### [Directive]
From the entries that follow, pick out all lines holding "description".
[START]
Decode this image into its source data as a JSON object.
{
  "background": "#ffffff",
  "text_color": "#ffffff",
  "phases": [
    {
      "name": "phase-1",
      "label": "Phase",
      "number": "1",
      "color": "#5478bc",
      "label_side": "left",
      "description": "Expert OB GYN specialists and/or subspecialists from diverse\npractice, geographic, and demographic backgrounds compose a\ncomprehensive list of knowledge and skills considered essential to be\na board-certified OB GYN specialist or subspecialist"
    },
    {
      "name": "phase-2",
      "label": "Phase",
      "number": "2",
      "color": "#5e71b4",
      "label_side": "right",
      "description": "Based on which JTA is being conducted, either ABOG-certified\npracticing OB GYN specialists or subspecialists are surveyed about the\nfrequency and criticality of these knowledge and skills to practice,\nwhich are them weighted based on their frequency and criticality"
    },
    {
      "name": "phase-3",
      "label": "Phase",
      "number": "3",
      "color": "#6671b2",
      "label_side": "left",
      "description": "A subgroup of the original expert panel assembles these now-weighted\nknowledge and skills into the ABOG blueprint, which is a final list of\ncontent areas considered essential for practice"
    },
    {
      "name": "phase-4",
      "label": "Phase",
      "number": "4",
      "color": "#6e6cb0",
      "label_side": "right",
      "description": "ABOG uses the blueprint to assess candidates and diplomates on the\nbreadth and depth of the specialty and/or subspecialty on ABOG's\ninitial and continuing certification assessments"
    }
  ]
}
[END]
### [Solution]
      "description": "Expert OB GYN specialists and/or subspecialists from diverse\npractice, geographic, and demographic backgrounds compose a\ncomprehensive list of knowledge and skills considered essential to be\na board-certified OB GYN specialist or subspecialist"
      "description": "Based on which JTA is being conducted, either ABOG-certified\npracticing OB GYN specialists or subspecialists are surveyed about the\nfrequency and criticality of these knowledge and skills to practice,\nwhich are them weighted based on their frequency and criticality"
      "description": "A subgroup of the original expert panel assembles these now-weighted\nknowledge and skills into the ABOG blueprint, which is a final list of\ncontent areas considered essential for practice"
      "description": "ABOG uses the blueprint to assess candidates and diplomates on the\nbreadth and depth of the specialty and/or subspecialty on ABOG's\ninitial and continuing certification assessments"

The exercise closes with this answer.